Figure dataset records:
--*--

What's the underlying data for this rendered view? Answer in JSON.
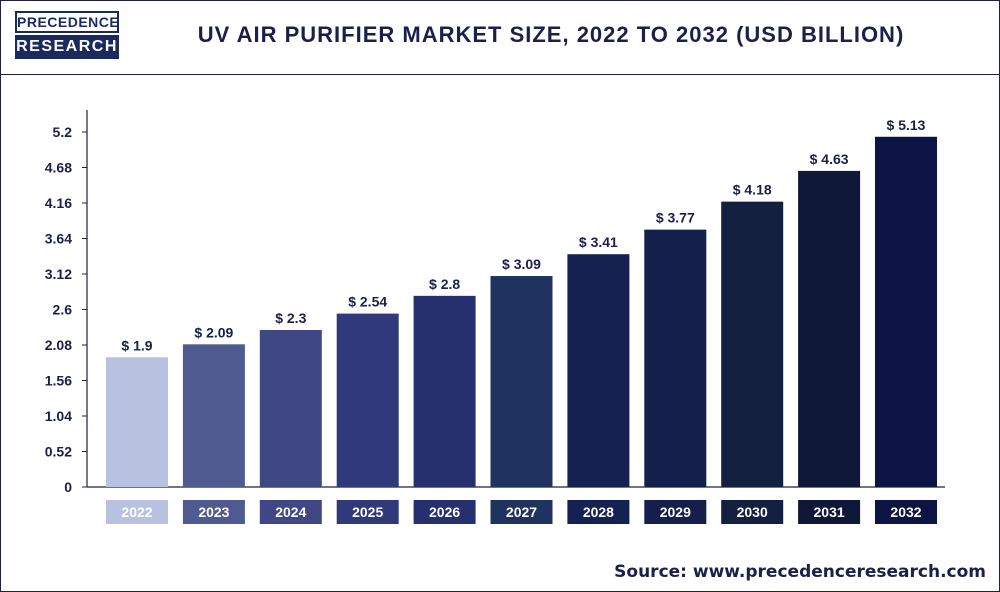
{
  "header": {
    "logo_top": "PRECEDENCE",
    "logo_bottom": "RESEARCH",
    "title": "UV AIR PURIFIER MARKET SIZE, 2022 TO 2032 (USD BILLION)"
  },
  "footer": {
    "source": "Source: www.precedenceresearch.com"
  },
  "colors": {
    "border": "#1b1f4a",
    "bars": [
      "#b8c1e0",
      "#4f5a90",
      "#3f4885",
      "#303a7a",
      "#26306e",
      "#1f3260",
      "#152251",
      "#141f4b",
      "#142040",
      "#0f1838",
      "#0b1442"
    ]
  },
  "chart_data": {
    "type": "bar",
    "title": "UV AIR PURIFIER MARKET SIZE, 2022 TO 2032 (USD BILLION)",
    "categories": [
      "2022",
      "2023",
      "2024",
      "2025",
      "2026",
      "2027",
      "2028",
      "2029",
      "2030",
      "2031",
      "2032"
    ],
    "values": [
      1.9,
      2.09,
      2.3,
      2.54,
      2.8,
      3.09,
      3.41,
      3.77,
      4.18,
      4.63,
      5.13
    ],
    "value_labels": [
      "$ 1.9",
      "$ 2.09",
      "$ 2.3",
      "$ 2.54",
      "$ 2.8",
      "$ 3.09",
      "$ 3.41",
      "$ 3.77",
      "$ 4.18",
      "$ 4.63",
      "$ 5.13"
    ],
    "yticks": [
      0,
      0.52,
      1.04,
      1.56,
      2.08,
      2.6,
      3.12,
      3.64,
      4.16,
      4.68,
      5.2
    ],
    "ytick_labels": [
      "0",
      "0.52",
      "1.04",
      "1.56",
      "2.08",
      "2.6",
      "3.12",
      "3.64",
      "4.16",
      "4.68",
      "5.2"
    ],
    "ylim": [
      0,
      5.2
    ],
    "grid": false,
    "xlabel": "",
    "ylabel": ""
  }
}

--*--

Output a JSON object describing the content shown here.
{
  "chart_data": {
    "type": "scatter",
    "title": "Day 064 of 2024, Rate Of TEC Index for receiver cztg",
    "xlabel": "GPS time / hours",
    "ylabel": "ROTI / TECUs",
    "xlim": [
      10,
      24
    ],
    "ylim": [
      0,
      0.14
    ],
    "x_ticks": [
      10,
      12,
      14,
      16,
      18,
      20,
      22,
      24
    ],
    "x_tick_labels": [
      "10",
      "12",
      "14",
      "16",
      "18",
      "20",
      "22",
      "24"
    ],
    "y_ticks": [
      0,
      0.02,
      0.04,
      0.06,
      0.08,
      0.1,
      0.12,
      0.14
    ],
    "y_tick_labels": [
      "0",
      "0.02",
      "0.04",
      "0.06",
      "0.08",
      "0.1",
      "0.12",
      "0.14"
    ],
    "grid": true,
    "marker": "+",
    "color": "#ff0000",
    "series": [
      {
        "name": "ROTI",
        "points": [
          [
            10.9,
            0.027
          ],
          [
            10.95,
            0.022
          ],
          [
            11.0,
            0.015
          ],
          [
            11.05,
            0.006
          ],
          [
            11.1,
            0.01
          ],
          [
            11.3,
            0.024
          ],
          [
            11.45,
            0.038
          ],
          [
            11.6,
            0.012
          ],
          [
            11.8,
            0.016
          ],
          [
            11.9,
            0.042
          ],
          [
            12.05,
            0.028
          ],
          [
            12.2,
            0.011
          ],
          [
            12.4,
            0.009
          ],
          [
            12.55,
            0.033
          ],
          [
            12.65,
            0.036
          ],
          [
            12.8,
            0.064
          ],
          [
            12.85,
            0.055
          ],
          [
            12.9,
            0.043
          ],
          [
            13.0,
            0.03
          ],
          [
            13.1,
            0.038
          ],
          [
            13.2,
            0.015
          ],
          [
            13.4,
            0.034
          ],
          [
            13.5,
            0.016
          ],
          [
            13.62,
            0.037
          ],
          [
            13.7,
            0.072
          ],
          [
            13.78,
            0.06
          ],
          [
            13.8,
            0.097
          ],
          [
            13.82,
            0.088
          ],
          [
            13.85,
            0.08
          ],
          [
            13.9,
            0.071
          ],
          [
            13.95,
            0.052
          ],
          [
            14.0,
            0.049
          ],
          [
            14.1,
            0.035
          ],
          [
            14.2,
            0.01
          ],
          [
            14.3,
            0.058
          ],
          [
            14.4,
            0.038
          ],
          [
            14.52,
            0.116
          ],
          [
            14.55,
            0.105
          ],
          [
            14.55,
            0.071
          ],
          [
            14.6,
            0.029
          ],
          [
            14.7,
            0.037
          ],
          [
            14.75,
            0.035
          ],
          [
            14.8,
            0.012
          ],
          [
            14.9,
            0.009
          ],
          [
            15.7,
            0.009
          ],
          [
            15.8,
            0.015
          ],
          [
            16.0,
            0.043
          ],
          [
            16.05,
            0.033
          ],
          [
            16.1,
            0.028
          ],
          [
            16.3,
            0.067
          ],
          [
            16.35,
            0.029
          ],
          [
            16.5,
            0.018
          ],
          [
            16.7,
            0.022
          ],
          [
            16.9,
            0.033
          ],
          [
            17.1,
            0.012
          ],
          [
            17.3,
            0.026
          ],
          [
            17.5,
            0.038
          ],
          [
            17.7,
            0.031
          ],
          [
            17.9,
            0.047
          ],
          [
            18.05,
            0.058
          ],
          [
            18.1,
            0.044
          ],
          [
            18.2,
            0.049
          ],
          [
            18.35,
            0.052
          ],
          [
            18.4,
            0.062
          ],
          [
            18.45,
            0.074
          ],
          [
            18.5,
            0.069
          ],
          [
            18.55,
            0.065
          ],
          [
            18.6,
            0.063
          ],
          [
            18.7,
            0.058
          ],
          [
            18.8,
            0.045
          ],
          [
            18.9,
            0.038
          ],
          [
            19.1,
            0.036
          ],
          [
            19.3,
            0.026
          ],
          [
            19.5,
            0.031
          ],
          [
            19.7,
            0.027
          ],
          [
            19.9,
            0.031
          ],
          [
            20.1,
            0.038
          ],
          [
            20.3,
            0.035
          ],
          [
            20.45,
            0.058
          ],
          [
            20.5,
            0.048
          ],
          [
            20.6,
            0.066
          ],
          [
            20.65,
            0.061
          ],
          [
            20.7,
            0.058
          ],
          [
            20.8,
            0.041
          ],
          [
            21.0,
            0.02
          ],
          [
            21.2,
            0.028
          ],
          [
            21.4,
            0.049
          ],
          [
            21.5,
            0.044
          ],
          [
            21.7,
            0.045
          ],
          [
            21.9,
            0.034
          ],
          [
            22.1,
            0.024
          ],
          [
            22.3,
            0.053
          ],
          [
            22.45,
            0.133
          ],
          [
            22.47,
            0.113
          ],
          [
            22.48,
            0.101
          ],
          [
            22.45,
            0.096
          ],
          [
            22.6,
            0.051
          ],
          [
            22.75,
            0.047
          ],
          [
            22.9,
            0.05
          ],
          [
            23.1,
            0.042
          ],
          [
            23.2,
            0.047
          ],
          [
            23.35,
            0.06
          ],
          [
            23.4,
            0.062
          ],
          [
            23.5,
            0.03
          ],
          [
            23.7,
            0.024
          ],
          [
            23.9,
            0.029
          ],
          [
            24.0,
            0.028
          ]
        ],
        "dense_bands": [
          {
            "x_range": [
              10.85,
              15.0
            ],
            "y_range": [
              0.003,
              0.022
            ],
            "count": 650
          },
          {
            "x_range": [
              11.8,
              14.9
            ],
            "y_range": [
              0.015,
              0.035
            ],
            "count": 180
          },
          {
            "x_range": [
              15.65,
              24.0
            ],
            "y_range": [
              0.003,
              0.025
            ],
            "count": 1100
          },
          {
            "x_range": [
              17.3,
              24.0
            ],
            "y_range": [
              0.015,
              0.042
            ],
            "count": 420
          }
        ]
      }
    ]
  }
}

--*--

The task: Check every line of the material for the string "PURIFIER" and give the number of lines that have it, without anything else.

Correct result: 2